Excerpted records:
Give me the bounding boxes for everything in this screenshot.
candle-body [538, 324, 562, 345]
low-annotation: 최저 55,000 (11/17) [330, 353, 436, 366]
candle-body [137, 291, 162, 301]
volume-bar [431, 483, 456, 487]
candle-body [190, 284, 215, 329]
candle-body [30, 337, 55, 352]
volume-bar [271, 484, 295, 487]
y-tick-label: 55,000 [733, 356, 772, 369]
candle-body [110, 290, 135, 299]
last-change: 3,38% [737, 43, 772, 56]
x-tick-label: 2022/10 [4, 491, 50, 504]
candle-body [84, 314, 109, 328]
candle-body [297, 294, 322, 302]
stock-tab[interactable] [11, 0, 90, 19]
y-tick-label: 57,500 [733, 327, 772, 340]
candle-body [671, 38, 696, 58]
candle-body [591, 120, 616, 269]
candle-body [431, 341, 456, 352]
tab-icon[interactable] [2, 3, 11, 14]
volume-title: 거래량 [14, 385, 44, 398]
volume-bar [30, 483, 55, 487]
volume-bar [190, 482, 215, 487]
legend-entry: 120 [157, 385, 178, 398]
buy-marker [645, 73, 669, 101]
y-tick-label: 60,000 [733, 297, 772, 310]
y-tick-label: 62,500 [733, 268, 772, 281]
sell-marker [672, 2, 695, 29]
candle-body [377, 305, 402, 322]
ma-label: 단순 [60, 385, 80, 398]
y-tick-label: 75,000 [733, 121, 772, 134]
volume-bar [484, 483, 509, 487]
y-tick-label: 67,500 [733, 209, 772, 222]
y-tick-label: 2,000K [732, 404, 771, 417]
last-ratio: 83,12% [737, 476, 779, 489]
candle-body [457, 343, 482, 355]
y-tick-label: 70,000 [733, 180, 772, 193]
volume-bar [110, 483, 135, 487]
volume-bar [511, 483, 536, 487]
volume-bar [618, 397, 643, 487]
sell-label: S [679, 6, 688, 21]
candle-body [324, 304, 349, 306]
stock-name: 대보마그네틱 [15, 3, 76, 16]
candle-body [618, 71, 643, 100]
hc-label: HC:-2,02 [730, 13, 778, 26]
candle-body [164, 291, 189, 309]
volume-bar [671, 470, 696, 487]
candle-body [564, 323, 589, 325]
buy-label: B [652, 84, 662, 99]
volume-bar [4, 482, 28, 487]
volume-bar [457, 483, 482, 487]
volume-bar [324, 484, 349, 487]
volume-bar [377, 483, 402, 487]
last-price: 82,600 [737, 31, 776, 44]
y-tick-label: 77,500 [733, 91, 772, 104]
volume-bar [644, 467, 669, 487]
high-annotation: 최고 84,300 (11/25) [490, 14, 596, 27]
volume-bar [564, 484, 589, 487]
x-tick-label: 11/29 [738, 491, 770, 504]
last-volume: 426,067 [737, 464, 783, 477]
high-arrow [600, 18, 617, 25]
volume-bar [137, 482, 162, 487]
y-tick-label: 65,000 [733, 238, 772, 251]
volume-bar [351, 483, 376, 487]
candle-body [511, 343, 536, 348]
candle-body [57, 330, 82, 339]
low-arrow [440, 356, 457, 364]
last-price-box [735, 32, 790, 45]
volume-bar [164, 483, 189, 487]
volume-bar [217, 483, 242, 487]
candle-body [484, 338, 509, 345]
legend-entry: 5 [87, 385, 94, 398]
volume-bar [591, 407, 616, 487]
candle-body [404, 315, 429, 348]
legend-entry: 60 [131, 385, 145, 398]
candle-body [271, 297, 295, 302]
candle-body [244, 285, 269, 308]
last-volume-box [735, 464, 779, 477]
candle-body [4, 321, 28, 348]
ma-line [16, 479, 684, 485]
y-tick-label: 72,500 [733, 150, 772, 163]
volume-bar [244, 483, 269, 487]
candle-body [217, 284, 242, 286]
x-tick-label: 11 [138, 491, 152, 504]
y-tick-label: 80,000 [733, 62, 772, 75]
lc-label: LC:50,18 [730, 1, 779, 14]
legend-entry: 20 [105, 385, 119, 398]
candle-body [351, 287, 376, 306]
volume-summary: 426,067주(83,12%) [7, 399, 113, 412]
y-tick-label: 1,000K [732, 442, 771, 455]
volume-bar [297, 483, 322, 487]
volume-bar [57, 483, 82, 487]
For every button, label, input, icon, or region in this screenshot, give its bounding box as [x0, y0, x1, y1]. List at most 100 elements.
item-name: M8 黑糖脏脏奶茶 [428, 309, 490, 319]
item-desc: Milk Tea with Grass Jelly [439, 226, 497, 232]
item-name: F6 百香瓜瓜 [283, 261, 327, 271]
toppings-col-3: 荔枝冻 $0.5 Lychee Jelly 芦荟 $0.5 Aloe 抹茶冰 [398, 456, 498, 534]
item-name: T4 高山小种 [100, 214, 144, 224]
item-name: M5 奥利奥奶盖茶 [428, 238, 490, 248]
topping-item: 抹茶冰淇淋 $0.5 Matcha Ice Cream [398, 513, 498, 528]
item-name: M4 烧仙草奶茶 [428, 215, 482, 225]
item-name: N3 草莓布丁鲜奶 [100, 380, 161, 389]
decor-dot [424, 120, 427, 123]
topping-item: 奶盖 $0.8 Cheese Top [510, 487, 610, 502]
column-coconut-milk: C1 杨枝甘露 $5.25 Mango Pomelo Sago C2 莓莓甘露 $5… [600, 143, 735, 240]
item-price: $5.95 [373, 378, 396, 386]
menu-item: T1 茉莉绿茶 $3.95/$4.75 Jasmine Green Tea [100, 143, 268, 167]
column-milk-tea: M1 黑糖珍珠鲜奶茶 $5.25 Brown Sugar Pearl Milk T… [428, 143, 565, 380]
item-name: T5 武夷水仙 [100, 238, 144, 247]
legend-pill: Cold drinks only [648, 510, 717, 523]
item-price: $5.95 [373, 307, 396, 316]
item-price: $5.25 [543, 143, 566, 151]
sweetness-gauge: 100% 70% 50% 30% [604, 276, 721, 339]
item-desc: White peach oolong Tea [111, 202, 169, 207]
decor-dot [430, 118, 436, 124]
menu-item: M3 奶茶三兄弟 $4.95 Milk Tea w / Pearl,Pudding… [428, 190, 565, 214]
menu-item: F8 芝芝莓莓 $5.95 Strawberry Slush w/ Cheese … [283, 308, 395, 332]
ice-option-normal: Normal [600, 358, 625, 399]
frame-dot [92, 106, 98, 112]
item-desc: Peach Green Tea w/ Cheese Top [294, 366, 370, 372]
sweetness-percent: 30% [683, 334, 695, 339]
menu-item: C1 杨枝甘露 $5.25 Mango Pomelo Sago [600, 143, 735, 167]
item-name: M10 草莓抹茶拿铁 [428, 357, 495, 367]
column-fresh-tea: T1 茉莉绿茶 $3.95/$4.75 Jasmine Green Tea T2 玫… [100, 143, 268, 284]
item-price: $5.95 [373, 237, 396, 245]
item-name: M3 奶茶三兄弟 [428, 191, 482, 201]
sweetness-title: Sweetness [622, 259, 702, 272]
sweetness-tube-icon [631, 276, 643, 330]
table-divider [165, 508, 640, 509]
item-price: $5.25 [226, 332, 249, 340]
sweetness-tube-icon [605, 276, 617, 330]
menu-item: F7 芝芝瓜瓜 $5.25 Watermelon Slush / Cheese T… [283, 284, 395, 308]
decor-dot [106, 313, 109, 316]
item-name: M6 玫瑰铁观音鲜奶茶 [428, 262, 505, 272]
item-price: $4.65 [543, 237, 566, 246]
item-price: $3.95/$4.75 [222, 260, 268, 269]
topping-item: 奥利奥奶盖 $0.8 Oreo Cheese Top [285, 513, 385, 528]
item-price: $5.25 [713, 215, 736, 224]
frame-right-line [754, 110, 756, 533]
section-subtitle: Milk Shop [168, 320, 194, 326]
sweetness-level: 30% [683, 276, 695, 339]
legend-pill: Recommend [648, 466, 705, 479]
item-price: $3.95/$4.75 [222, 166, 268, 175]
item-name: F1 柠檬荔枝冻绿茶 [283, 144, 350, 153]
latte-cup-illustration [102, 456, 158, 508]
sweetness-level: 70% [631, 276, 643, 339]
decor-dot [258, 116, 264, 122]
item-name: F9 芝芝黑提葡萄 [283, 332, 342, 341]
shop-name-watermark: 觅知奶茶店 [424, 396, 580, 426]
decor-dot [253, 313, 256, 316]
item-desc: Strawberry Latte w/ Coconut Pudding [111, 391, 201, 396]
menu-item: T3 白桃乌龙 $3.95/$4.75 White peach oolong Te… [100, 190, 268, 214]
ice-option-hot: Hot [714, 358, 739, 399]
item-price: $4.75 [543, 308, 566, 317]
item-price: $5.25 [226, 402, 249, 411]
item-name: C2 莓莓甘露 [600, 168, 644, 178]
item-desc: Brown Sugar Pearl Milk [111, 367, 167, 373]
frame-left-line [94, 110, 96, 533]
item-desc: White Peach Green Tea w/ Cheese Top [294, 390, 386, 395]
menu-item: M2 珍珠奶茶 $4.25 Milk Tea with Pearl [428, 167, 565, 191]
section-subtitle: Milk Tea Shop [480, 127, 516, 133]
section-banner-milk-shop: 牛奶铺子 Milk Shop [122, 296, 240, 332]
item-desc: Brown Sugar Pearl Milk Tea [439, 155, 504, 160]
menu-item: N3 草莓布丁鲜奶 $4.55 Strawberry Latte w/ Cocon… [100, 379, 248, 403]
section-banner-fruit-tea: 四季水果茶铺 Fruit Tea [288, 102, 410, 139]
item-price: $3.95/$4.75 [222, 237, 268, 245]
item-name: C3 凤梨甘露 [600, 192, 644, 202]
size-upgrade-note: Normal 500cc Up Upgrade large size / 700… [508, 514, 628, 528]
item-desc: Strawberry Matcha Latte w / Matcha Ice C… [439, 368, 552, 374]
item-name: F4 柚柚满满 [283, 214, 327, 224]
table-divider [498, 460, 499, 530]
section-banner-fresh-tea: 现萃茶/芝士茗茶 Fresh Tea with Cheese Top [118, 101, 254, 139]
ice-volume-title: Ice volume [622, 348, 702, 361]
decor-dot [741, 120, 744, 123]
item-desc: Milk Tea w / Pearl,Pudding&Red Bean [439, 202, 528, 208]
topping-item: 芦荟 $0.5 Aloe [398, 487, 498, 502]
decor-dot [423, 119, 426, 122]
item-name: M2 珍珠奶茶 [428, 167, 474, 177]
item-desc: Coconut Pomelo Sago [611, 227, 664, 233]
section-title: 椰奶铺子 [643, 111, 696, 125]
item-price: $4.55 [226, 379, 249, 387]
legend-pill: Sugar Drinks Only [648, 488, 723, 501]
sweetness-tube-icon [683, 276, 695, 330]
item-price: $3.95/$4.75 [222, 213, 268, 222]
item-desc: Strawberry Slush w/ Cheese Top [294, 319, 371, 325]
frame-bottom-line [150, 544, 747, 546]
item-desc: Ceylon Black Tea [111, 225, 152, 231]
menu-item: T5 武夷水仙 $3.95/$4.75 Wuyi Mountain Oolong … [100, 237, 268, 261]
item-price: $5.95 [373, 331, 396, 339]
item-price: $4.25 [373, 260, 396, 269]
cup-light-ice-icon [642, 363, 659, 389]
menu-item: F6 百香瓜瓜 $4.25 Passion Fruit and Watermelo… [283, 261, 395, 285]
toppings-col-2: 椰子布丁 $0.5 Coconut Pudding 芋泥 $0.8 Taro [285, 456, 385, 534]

Aim of the task: Copy the items verbatim, from the start of the records up to and including the line containing "hc-label: HC:-2,02 [730, 13, 778, 26]".

Reply:
Give me the bounding boxes for everything in this screenshot.
candle-body [538, 324, 562, 345]
low-annotation: 최저 55,000 (11/17) [330, 353, 436, 366]
candle-body [137, 291, 162, 301]
volume-bar [431, 483, 456, 487]
candle-body [190, 284, 215, 329]
candle-body [30, 337, 55, 352]
volume-bar [271, 484, 295, 487]
y-tick-label: 55,000 [733, 356, 772, 369]
candle-body [110, 290, 135, 299]
last-change: 3,38% [737, 43, 772, 56]
x-tick-label: 2022/10 [4, 491, 50, 504]
candle-body [84, 314, 109, 328]
candle-body [297, 294, 322, 302]
stock-tab[interactable] [11, 0, 90, 19]
y-tick-label: 57,500 [733, 327, 772, 340]
candle-body [671, 38, 696, 58]
candle-body [591, 120, 616, 269]
candle-body [431, 341, 456, 352]
tab-icon[interactable] [2, 3, 11, 14]
volume-title: 거래량 [14, 385, 44, 398]
volume-bar [30, 483, 55, 487]
volume-bar [190, 482, 215, 487]
legend-entry: 120 [157, 385, 178, 398]
buy-marker [645, 73, 669, 101]
y-tick-label: 60,000 [733, 297, 772, 310]
y-tick-label: 62,500 [733, 268, 772, 281]
sell-marker [672, 2, 695, 29]
candle-body [377, 305, 402, 322]
ma-label: 단순 [60, 385, 80, 398]
y-tick-label: 75,000 [733, 121, 772, 134]
volume-bar [484, 483, 509, 487]
y-tick-label: 67,500 [733, 209, 772, 222]
y-tick-label: 2,000K [732, 404, 771, 417]
last-ratio: 83,12% [737, 476, 779, 489]
candle-body [457, 343, 482, 355]
y-tick-label: 70,000 [733, 180, 772, 193]
volume-bar [110, 483, 135, 487]
volume-bar [511, 483, 536, 487]
volume-bar [618, 397, 643, 487]
sell-label: S [679, 6, 688, 21]
candle-body [324, 304, 349, 306]
stock-name: 대보마그네틱 [15, 3, 76, 16]
candle-body [618, 71, 643, 100]
hc-label: HC:-2,02 [730, 13, 778, 26]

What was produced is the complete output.